Data items

>> Start

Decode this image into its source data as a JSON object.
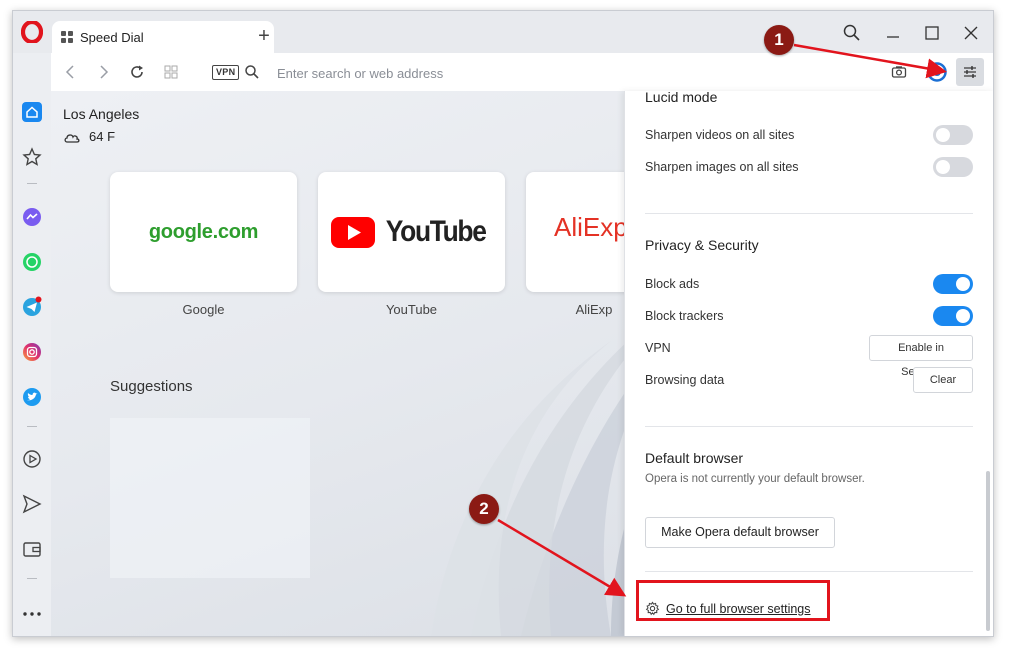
{
  "browser": {
    "tab_title": "Speed Dial",
    "new_tab_symbol": "+",
    "vpn_badge": "VPN",
    "search_placeholder": "Enter search or web address"
  },
  "weather": {
    "city": "Los Angeles",
    "temperature": "64 F",
    "icon": "cloud-icon"
  },
  "speed_dial": {
    "tiles": [
      {
        "caption": "Google",
        "logo_text": "google.com"
      },
      {
        "caption": "YouTube",
        "logo_text": "YouTube"
      },
      {
        "caption": "AliExp",
        "logo_text": "AliExp"
      }
    ],
    "suggestions_title": "Suggestions"
  },
  "sidebar": {
    "items": [
      "home-icon",
      "bookmarks-icon",
      "messenger-icon",
      "whatsapp-icon",
      "telegram-icon",
      "instagram-icon",
      "twitter-icon",
      "player-icon",
      "send-icon",
      "wallet-icon",
      "more-icon"
    ]
  },
  "panel": {
    "lucid_title": "Lucid mode",
    "sharpen_videos": "Sharpen videos on all sites",
    "sharpen_images": "Sharpen images on all sites",
    "privacy_title": "Privacy & Security",
    "block_ads": "Block ads",
    "block_trackers": "Block trackers",
    "vpn": "VPN",
    "vpn_button": "Enable in Settings",
    "browsing_data": "Browsing data",
    "clear_button": "Clear",
    "default_title": "Default browser",
    "default_desc": "Opera is not currently your default browser.",
    "default_button": "Make Opera default browser",
    "settings_link": "Go to full browser settings"
  },
  "toggles": {
    "sharpen_videos": false,
    "sharpen_images": false,
    "block_ads": true,
    "block_trackers": true
  },
  "annotations": {
    "marker_1": "1",
    "marker_2": "2",
    "arrow_color": "#e2141d",
    "marker_color": "#8b1a14"
  },
  "colors": {
    "opera_red": "#e1141d",
    "toggle_on": "#1a88f0",
    "google_green": "#2e9e2e",
    "youtube_red": "#ff0000",
    "aliexpress_red": "#e43225"
  }
}
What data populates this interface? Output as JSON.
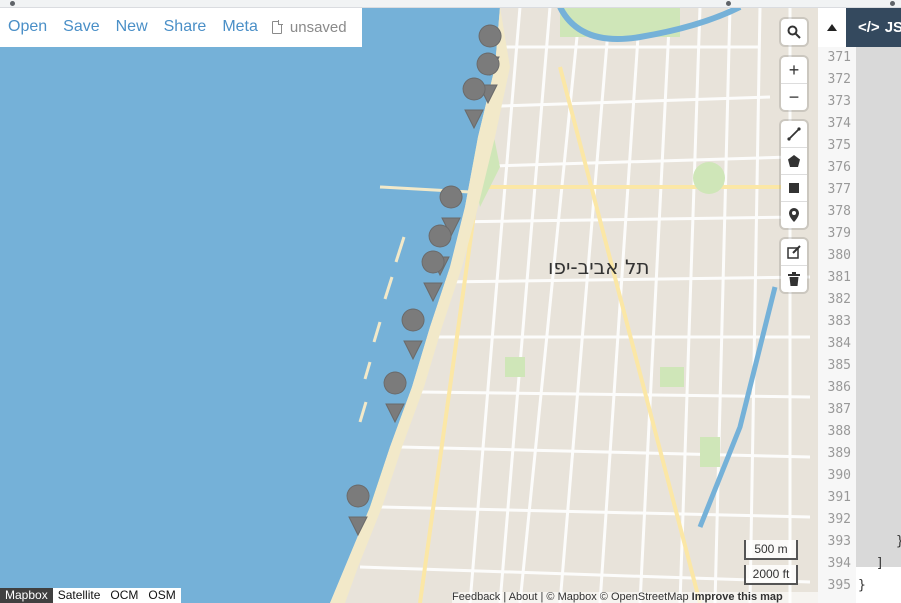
{
  "toolbar": {
    "open": "Open",
    "save": "Save",
    "new": "New",
    "share": "Share",
    "meta": "Meta",
    "status": "unsaved"
  },
  "map": {
    "city_label": "תל אביב-יפו",
    "marker_count": 9,
    "marker_color": "#7b7b7b",
    "water_color": "#75b1d8",
    "land_color": "#e8e3da"
  },
  "controls": {
    "search": "search-icon",
    "zoom_in": "+",
    "zoom_out": "−",
    "draw": [
      "line-icon",
      "polygon-icon",
      "rectangle-icon",
      "marker-icon"
    ],
    "edit": [
      "edit-icon",
      "trash-icon"
    ]
  },
  "scale": {
    "metric": "500 m",
    "imperial": "2000 ft"
  },
  "layers": [
    "Mapbox",
    "Satellite",
    "OCM",
    "OSM"
  ],
  "attribution": {
    "feedback": "Feedback",
    "about": "About",
    "mapbox": "© Mapbox",
    "osm": "© OpenStreetMap",
    "improve": "Improve this map"
  },
  "editor": {
    "tab_label": "JSON",
    "line_numbers": [
      "371",
      "372",
      "373",
      "374",
      "375",
      "376",
      "377",
      "378",
      "379",
      "380",
      "381",
      "382",
      "383",
      "384",
      "385",
      "386",
      "387",
      "388",
      "389",
      "390",
      "391",
      "392",
      "393",
      "394",
      "395"
    ],
    "line_393": "}",
    "line_394": "]",
    "line_395": "}"
  }
}
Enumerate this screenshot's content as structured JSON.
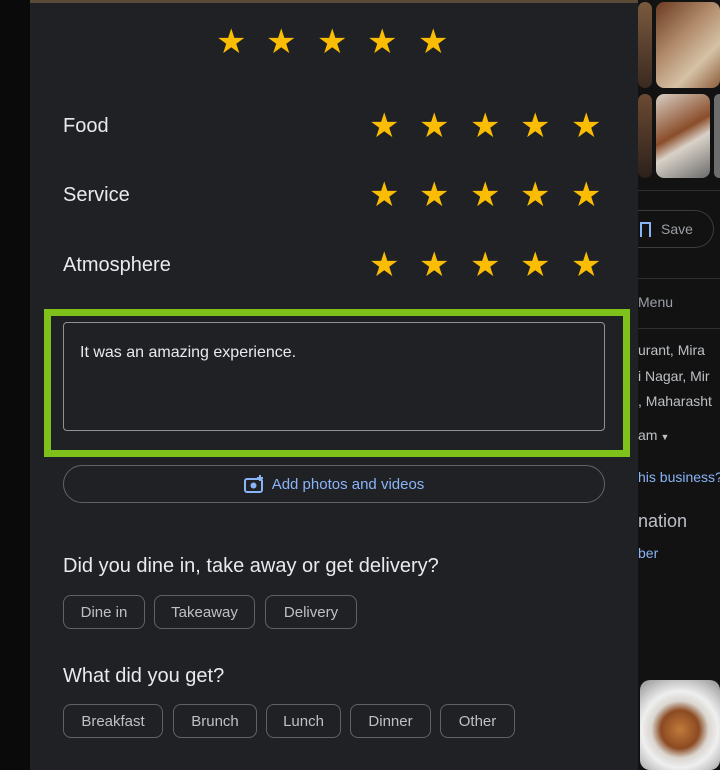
{
  "overall_rating": 5,
  "categories": [
    {
      "label": "Food",
      "rating": 5
    },
    {
      "label": "Service",
      "rating": 5
    },
    {
      "label": "Atmosphere",
      "rating": 5
    }
  ],
  "review": {
    "text": "It was an amazing experience."
  },
  "add_photos_label": "Add photos and videos",
  "dining": {
    "question": "Did you dine in, take away or get delivery?",
    "options": [
      "Dine in",
      "Takeaway",
      "Delivery"
    ]
  },
  "meal": {
    "question": "What did you get?",
    "options": [
      "Breakfast",
      "Brunch",
      "Lunch",
      "Dinner",
      "Other"
    ]
  },
  "background": {
    "save_label": "Save",
    "menu_label": "Menu",
    "address_1": "urant, Mira",
    "address_2": "i Nagar, Mir",
    "address_3": ", Maharasht",
    "hours": "am",
    "claim": "his business?",
    "section": "nation",
    "phone_link": "ber"
  },
  "colors": {
    "star": "#fbbc04",
    "highlight": "#7ec11a",
    "link": "#8ab4f8"
  }
}
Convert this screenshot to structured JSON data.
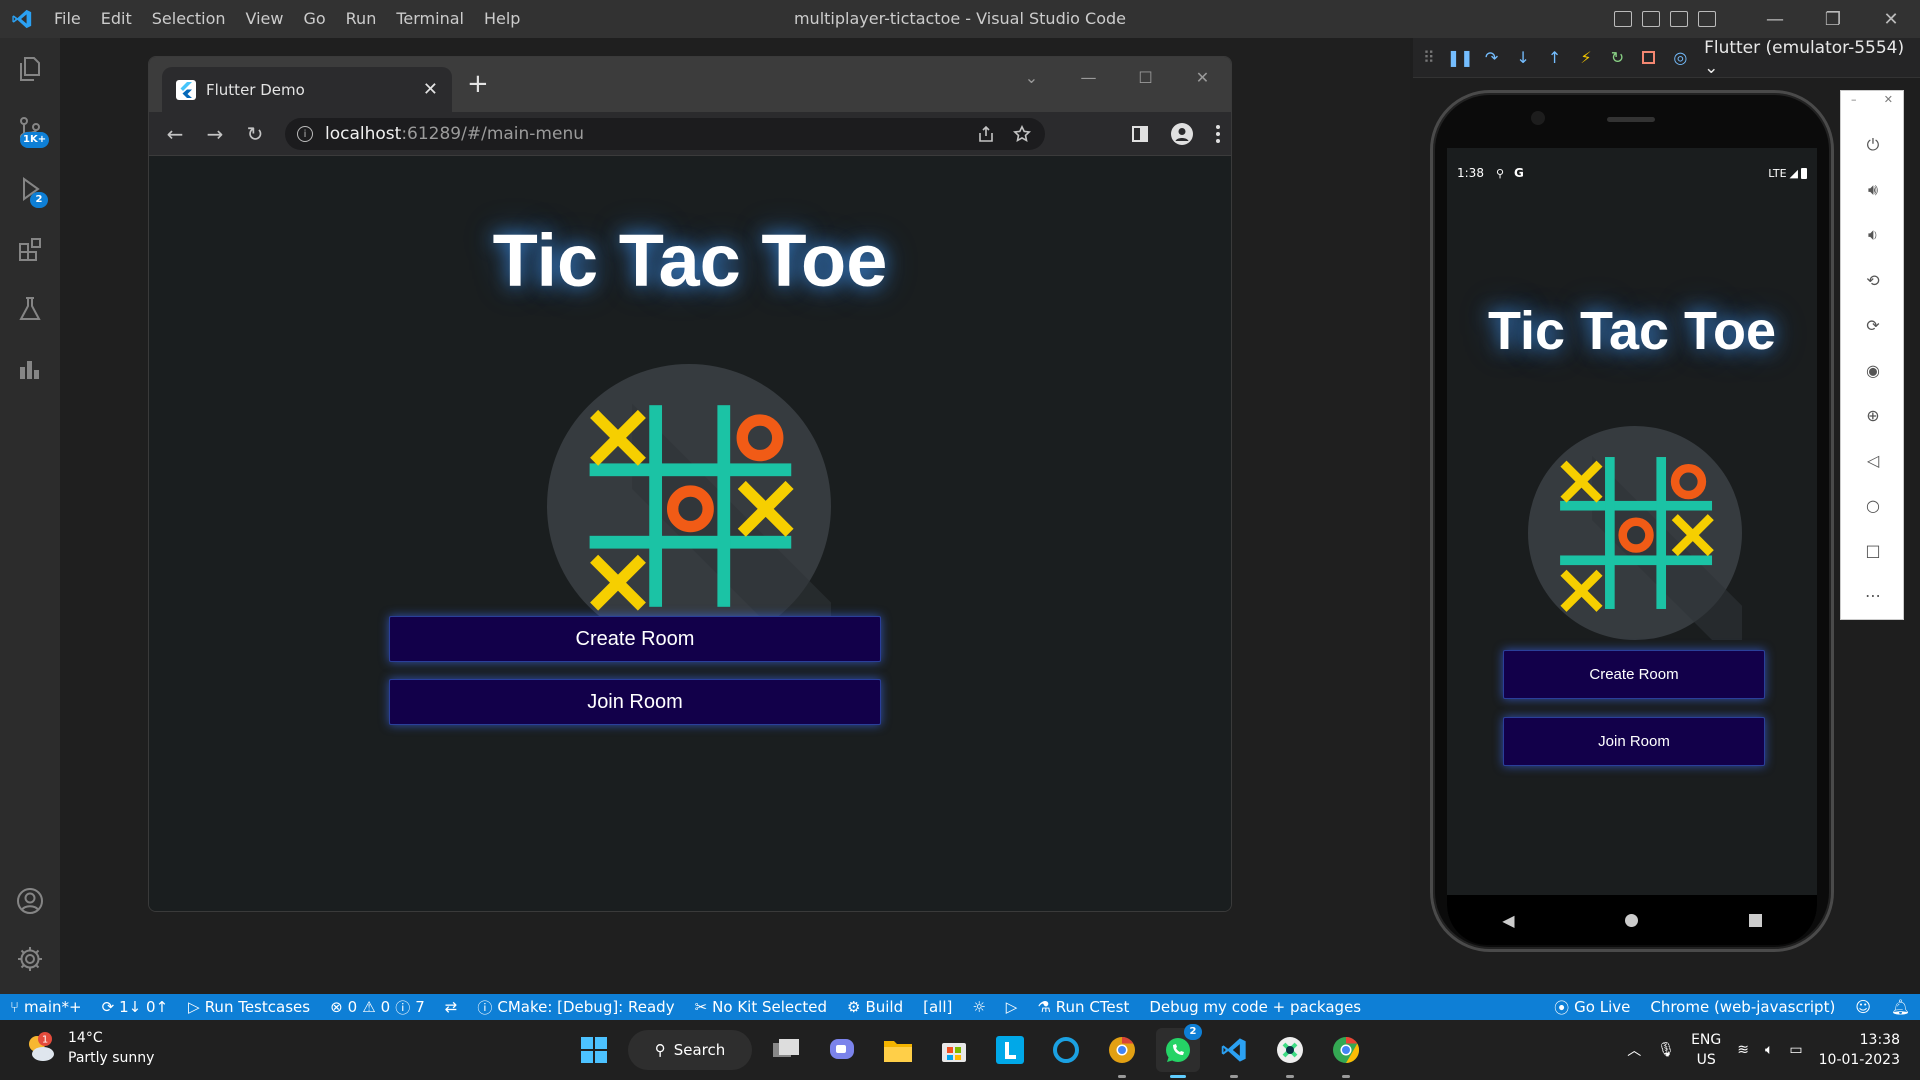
{
  "vscode": {
    "menu": [
      "File",
      "Edit",
      "Selection",
      "View",
      "Go",
      "Run",
      "Terminal",
      "Help"
    ],
    "window_title": "multiplayer-tictactoe - Visual Studio Code",
    "activity_badges": {
      "source_control": "1K+",
      "run_debug": "2"
    }
  },
  "browser": {
    "tab_title": "Flutter Demo",
    "url_host": "localhost",
    "url_path": ":61289/#/main-menu"
  },
  "app": {
    "title": "Tic Tac Toe",
    "create_room_label": "Create Room",
    "join_room_label": "Join Room",
    "colors": {
      "x": "#f6cf00",
      "o": "#f15b16",
      "grid": "#1bc3a5",
      "board_circle": "#363b3f",
      "button_bg": "#12004a"
    }
  },
  "emulator": {
    "device": "Flutter (emulator-5554)",
    "status_time": "1:38",
    "status_network": "LTE"
  },
  "statusbar": {
    "branch": "main*+",
    "sync": "1↓ 0↑",
    "run_testcases": "Run Testcases",
    "errors": "0",
    "warnings": "0",
    "infos": "7",
    "cmake": "CMake: [Debug]: Ready",
    "kit": "No Kit Selected",
    "build": "Build",
    "target": "[all]",
    "run_ctest": "Run CTest",
    "debug_mode": "Debug my code + packages",
    "go_live": "Go Live",
    "debug_target": "Chrome (web-javascript)"
  },
  "taskbar": {
    "temperature": "14°C",
    "weather": "Partly sunny",
    "weather_badge": "1",
    "search_label": "Search",
    "whatsapp_badge": "2",
    "lang": "ENG",
    "region": "US",
    "time": "13:38",
    "date": "10-01-2023"
  }
}
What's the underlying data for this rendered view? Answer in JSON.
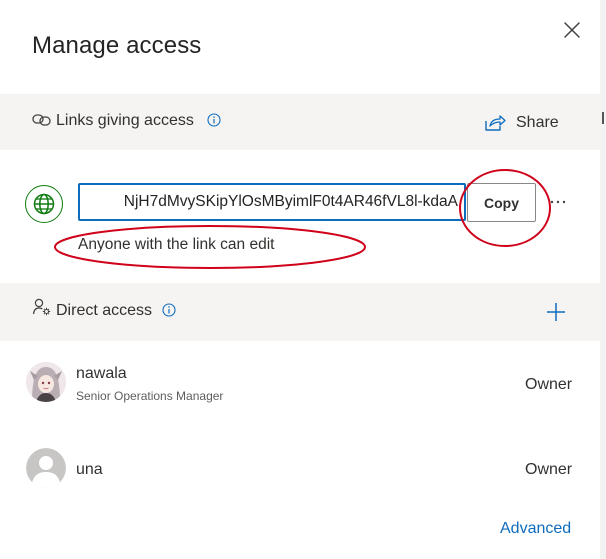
{
  "dialog": {
    "title": "Manage access"
  },
  "links_section": {
    "label": "Links giving access",
    "share_label": "Share",
    "link": {
      "url_visible": "NjH7dMvySKipYlOsMByimlF0t4AR46fVL8l-kdaA",
      "copy_label": "Copy",
      "description": "Anyone with the link can edit"
    }
  },
  "direct_section": {
    "label": "Direct access",
    "people": [
      {
        "name": "nawala",
        "role": "Senior Operations Manager",
        "permission": "Owner"
      },
      {
        "name": "una",
        "role": "",
        "permission": "Owner"
      }
    ]
  },
  "footer": {
    "advanced_label": "Advanced"
  },
  "colors": {
    "accent": "#0f6cbd",
    "annotation": "#d0021b",
    "globe": "#107c10",
    "band": "#f5f4f3"
  },
  "icons": [
    "close-icon",
    "link-icon",
    "info-icon",
    "share-icon",
    "globe-icon",
    "more-icon",
    "people-settings-icon",
    "add-icon",
    "avatar"
  ]
}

>> End

- _TASK BRIEF_: The records above must be transcribed exactly. Pictures are left out of the copy.

- _REPLY TO THE TASK_:
Decode this image into its source data as a JSON object.
{
  "browser": {
    "tab_title": "Speed Dial",
    "new_tab_symbol": "+",
    "vpn_badge": "VPN",
    "search_placeholder": "Enter search or web address"
  },
  "weather": {
    "city": "Los Angeles",
    "temperature": "64 F",
    "icon": "cloud-icon"
  },
  "speed_dial": {
    "tiles": [
      {
        "caption": "Google",
        "logo_text": "google.com"
      },
      {
        "caption": "YouTube",
        "logo_text": "YouTube"
      },
      {
        "caption": "AliExp",
        "logo_text": "AliExp"
      }
    ],
    "suggestions_title": "Suggestions"
  },
  "sidebar": {
    "items": [
      "home-icon",
      "bookmarks-icon",
      "messenger-icon",
      "whatsapp-icon",
      "telegram-icon",
      "instagram-icon",
      "twitter-icon",
      "player-icon",
      "send-icon",
      "wallet-icon",
      "more-icon"
    ]
  },
  "panel": {
    "lucid_title": "Lucid mode",
    "sharpen_videos": "Sharpen videos on all sites",
    "sharpen_images": "Sharpen images on all sites",
    "privacy_title": "Privacy & Security",
    "block_ads": "Block ads",
    "block_trackers": "Block trackers",
    "vpn": "VPN",
    "vpn_button": "Enable in Settings",
    "browsing_data": "Browsing data",
    "clear_button": "Clear",
    "default_title": "Default browser",
    "default_desc": "Opera is not currently your default browser.",
    "default_button": "Make Opera default browser",
    "settings_link": "Go to full browser settings"
  },
  "toggles": {
    "sharpen_videos": false,
    "sharpen_images": false,
    "block_ads": true,
    "block_trackers": true
  },
  "annotations": {
    "marker_1": "1",
    "marker_2": "2",
    "arrow_color": "#e2141d",
    "marker_color": "#8b1a14"
  },
  "colors": {
    "opera_red": "#e1141d",
    "toggle_on": "#1a88f0",
    "google_green": "#2e9e2e",
    "youtube_red": "#ff0000",
    "aliexpress_red": "#e43225"
  }
}
What data populates this interface? Output as JSON.
{
  "toolbar": {
    "open": "Open",
    "save": "Save",
    "new": "New",
    "share": "Share",
    "meta": "Meta",
    "status": "unsaved"
  },
  "map": {
    "city_label": "תל אביב-יפו",
    "marker_count": 9,
    "marker_color": "#7b7b7b",
    "water_color": "#75b1d8",
    "land_color": "#e8e3da"
  },
  "controls": {
    "search": "search-icon",
    "zoom_in": "+",
    "zoom_out": "−",
    "draw": [
      "line-icon",
      "polygon-icon",
      "rectangle-icon",
      "marker-icon"
    ],
    "edit": [
      "edit-icon",
      "trash-icon"
    ]
  },
  "scale": {
    "metric": "500 m",
    "imperial": "2000 ft"
  },
  "layers": [
    "Mapbox",
    "Satellite",
    "OCM",
    "OSM"
  ],
  "attribution": {
    "feedback": "Feedback",
    "about": "About",
    "mapbox": "© Mapbox",
    "osm": "© OpenStreetMap",
    "improve": "Improve this map"
  },
  "editor": {
    "tab_label": "JSON",
    "line_numbers": [
      "371",
      "372",
      "373",
      "374",
      "375",
      "376",
      "377",
      "378",
      "379",
      "380",
      "381",
      "382",
      "383",
      "384",
      "385",
      "386",
      "387",
      "388",
      "389",
      "390",
      "391",
      "392",
      "393",
      "394",
      "395"
    ],
    "line_393": "}",
    "line_394": "]",
    "line_395": "}"
  }
}
Enumerate this screenshot's content as structured JSON.
{
  "overall_rating": 5,
  "categories": [
    {
      "label": "Food",
      "rating": 5
    },
    {
      "label": "Service",
      "rating": 5
    },
    {
      "label": "Atmosphere",
      "rating": 5
    }
  ],
  "review": {
    "text": "It was an amazing experience."
  },
  "add_photos_label": "Add photos and videos",
  "dining": {
    "question": "Did you dine in, take away or get delivery?",
    "options": [
      "Dine in",
      "Takeaway",
      "Delivery"
    ]
  },
  "meal": {
    "question": "What did you get?",
    "options": [
      "Breakfast",
      "Brunch",
      "Lunch",
      "Dinner",
      "Other"
    ]
  },
  "background": {
    "save_label": "Save",
    "menu_label": "Menu",
    "address_1": "urant, Mira",
    "address_2": "i Nagar, Mir",
    "address_3": ", Maharasht",
    "hours": "am",
    "claim": "his business?",
    "section": "nation",
    "phone_link": "ber"
  },
  "colors": {
    "star": "#fbbc04",
    "highlight": "#7ec11a",
    "link": "#8ab4f8"
  }
}
Convert this screenshot to structured JSON data.
{
  "vscode": {
    "menu": [
      "File",
      "Edit",
      "Selection",
      "View",
      "Go",
      "Run",
      "Terminal",
      "Help"
    ],
    "window_title": "multiplayer-tictactoe - Visual Studio Code",
    "activity_badges": {
      "source_control": "1K+",
      "run_debug": "2"
    }
  },
  "browser": {
    "tab_title": "Flutter Demo",
    "url_host": "localhost",
    "url_path": ":61289/#/main-menu"
  },
  "app": {
    "title": "Tic Tac Toe",
    "create_room_label": "Create Room",
    "join_room_label": "Join Room",
    "colors": {
      "x": "#f6cf00",
      "o": "#f15b16",
      "grid": "#1bc3a5",
      "board_circle": "#363b3f",
      "button_bg": "#12004a"
    }
  },
  "emulator": {
    "device": "Flutter (emulator-5554)",
    "status_time": "1:38",
    "status_network": "LTE"
  },
  "statusbar": {
    "branch": "main*+",
    "sync": "1↓ 0↑",
    "run_testcases": "Run Testcases",
    "errors": "0",
    "warnings": "0",
    "infos": "7",
    "cmake": "CMake: [Debug]: Ready",
    "kit": "No Kit Selected",
    "build": "Build",
    "target": "[all]",
    "run_ctest": "Run CTest",
    "debug_mode": "Debug my code + packages",
    "go_live": "Go Live",
    "debug_target": "Chrome (web-javascript)"
  },
  "taskbar": {
    "temperature": "14°C",
    "weather": "Partly sunny",
    "weather_badge": "1",
    "search_label": "Search",
    "whatsapp_badge": "2",
    "lang": "ENG",
    "region": "US",
    "time": "13:38",
    "date": "10-01-2023"
  }
}
What's the underlying data for this rendered view? Answer in JSON.
{
  "dialog": {
    "title": "Manage access"
  },
  "links_section": {
    "label": "Links giving access",
    "share_label": "Share",
    "link": {
      "url_visible": "NjH7dMvySKipYlOsMByimlF0t4AR46fVL8l-kdaA",
      "copy_label": "Copy",
      "description": "Anyone with the link can edit"
    }
  },
  "direct_section": {
    "label": "Direct access",
    "people": [
      {
        "name": "nawala",
        "role": "Senior Operations Manager",
        "permission": "Owner"
      },
      {
        "name": "una",
        "role": "",
        "permission": "Owner"
      }
    ]
  },
  "footer": {
    "advanced_label": "Advanced"
  },
  "colors": {
    "accent": "#0f6cbd",
    "annotation": "#d0021b",
    "globe": "#107c10",
    "band": "#f5f4f3"
  },
  "icons": [
    "close-icon",
    "link-icon",
    "info-icon",
    "share-icon",
    "globe-icon",
    "more-icon",
    "people-settings-icon",
    "add-icon",
    "avatar"
  ]
}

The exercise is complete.